### [Instructions to follow]
Look through the listing and locate every line containing the word "JSON"; copy those lines.
══════════
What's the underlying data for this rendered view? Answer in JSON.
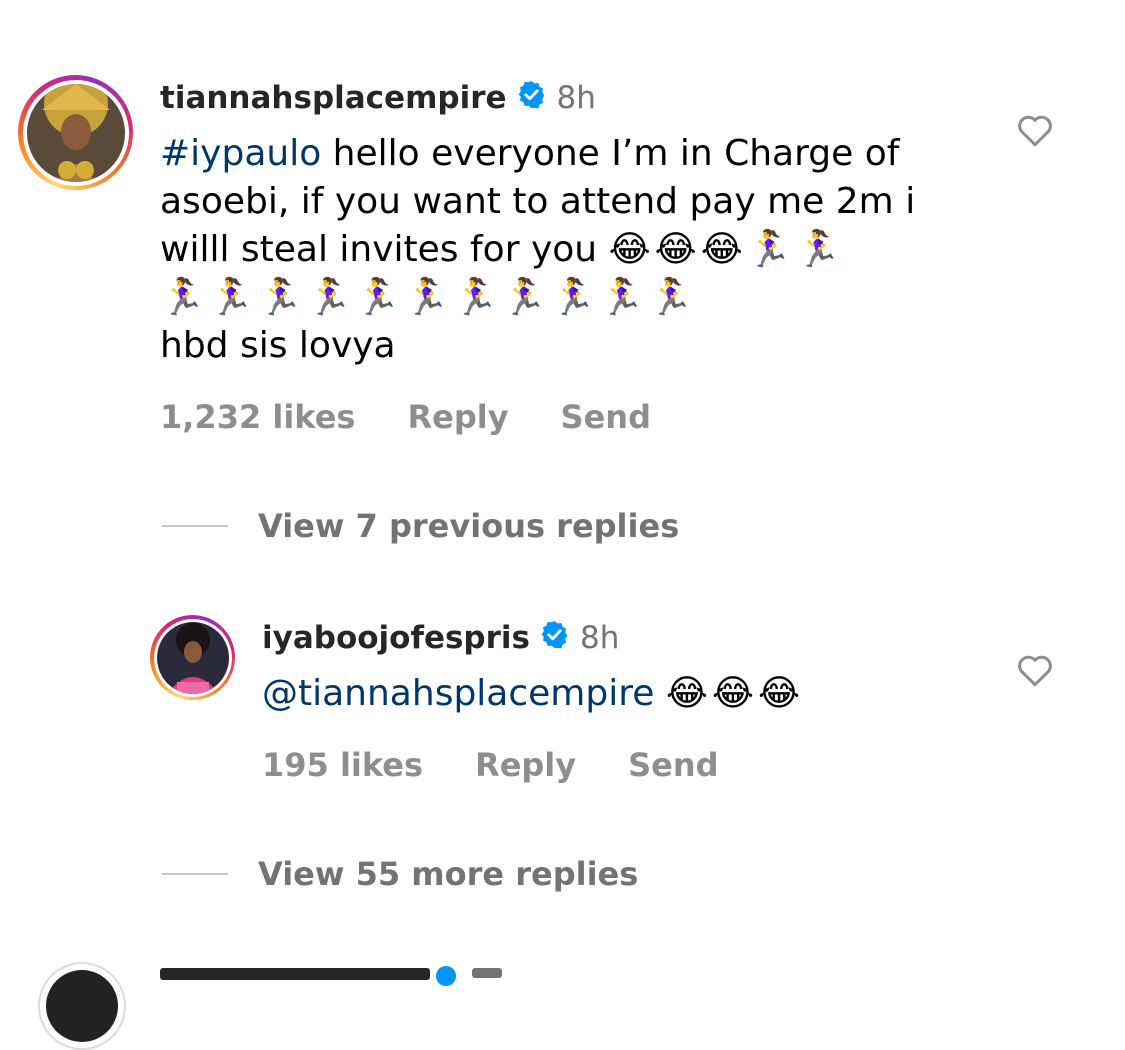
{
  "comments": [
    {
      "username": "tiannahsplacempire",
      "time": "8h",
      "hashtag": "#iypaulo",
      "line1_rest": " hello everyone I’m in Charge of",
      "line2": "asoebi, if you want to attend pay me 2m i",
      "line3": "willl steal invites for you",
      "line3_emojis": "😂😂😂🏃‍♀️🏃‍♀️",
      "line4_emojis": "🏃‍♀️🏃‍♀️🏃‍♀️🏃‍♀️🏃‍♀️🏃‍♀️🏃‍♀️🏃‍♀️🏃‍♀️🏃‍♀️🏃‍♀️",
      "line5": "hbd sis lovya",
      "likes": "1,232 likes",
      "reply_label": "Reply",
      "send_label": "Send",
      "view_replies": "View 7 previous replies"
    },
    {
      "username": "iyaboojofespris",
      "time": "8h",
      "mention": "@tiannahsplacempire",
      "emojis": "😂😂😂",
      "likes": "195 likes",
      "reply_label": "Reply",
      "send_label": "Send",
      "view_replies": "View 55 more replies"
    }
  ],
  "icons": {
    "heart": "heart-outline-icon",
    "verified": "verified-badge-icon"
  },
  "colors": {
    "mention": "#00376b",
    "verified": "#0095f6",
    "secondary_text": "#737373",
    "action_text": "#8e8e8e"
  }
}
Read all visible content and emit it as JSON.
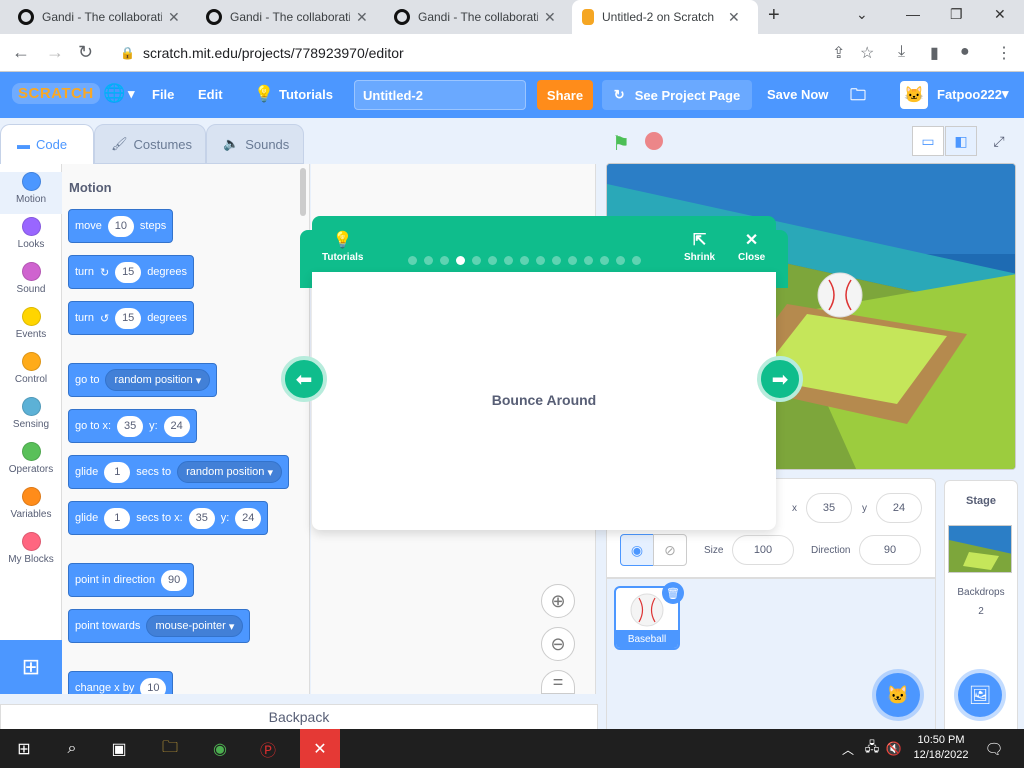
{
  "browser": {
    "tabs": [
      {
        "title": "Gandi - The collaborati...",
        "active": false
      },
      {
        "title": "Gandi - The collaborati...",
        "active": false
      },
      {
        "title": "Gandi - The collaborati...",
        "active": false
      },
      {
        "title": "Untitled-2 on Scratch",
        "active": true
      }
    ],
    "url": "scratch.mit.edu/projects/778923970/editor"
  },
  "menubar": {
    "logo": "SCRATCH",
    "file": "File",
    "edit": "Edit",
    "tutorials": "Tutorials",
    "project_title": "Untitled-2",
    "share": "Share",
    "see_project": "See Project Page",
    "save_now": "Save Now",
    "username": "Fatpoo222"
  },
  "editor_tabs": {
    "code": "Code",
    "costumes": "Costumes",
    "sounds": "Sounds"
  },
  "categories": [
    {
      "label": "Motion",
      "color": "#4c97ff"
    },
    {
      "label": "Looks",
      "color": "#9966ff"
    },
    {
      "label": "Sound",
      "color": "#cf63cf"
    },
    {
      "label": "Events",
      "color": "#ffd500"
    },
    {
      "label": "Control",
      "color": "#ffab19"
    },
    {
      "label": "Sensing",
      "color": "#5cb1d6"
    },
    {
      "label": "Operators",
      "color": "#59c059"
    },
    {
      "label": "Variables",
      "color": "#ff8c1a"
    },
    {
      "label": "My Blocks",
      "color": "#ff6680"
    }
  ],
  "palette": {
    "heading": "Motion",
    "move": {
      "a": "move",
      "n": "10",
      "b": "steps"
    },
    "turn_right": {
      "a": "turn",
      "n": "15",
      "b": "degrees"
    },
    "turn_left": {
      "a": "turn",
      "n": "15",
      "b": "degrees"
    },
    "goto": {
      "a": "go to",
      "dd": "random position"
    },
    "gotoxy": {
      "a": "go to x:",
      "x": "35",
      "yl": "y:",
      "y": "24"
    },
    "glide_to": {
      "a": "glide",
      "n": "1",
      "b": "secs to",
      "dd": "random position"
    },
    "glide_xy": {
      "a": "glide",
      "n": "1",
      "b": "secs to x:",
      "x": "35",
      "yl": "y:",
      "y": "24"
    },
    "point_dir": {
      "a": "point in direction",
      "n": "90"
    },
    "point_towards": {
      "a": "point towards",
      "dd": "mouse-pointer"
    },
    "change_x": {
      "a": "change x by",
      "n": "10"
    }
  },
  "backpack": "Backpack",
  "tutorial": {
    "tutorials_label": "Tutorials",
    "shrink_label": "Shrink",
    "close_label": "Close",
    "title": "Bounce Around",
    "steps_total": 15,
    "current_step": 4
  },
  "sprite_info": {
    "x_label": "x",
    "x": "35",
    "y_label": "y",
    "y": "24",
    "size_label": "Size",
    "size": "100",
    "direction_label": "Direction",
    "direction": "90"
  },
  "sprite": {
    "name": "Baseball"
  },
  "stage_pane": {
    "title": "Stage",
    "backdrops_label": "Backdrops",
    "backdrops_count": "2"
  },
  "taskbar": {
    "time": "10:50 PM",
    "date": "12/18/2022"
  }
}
══════════
### [Complete answer]
What's the underlying data for this rendered view? Answer in JSON.
Read all visible content and emit it as JSON.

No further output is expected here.